Recorded data
—————
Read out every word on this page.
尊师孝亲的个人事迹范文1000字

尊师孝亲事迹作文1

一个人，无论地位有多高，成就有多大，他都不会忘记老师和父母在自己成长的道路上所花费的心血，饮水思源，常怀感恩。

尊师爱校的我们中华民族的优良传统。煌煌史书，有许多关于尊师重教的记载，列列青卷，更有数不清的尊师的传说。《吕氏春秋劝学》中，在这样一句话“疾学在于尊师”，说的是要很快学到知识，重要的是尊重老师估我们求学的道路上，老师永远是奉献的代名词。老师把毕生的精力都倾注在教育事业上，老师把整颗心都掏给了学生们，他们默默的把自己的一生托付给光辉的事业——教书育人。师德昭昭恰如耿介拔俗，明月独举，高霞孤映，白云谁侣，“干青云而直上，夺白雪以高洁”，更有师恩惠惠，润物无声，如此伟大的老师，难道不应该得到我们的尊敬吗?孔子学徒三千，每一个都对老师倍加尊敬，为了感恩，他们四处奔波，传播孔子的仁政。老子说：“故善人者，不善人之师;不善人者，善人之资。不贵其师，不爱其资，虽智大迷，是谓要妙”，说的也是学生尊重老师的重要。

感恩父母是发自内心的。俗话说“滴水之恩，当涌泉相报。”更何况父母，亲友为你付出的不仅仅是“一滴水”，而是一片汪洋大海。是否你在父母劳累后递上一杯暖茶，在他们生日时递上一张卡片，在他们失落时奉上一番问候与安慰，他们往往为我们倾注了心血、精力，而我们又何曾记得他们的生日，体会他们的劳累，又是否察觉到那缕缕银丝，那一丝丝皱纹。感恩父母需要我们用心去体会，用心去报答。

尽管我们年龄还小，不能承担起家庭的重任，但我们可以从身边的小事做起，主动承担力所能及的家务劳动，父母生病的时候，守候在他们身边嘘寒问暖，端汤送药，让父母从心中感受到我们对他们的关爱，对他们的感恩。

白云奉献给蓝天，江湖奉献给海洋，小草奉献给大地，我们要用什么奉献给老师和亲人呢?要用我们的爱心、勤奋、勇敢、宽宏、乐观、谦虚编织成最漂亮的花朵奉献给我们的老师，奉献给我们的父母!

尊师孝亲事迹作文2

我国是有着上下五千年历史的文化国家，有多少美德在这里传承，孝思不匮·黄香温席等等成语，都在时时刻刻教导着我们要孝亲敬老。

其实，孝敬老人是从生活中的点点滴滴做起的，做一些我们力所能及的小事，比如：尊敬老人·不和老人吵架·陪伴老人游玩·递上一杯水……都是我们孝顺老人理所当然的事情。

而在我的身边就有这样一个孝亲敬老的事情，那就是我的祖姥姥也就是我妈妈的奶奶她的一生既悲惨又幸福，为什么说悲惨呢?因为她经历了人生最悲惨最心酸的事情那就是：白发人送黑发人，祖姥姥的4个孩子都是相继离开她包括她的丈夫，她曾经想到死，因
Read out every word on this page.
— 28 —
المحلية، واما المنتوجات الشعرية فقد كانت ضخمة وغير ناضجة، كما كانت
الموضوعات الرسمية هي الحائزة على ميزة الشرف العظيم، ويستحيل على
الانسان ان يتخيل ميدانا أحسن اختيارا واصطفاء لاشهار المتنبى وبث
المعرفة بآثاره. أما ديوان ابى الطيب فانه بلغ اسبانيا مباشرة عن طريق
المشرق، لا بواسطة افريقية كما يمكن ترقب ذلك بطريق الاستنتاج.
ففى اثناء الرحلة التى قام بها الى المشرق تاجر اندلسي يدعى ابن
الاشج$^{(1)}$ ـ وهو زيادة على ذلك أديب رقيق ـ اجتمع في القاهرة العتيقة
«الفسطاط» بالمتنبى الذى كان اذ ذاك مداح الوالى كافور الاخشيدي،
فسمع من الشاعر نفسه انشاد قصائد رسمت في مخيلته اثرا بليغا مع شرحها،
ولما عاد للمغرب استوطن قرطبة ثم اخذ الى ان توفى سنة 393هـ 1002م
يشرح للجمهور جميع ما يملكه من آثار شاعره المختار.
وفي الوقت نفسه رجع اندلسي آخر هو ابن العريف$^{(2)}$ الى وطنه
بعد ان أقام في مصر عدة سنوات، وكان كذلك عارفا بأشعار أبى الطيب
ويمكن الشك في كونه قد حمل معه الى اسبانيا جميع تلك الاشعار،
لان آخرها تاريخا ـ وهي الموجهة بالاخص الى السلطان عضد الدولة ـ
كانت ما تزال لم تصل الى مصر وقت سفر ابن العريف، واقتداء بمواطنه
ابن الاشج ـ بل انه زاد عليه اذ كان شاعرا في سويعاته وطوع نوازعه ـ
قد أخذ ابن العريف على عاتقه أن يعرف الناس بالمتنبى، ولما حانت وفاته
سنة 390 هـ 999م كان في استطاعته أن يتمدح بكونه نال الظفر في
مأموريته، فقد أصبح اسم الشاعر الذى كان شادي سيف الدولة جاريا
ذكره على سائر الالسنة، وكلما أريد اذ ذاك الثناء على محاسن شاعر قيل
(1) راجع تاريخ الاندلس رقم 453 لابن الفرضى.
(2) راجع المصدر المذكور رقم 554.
—————
Tally up the lines holding the word "الشاعر" in the data above, and answer with that figure only.

## [Expected answer]
2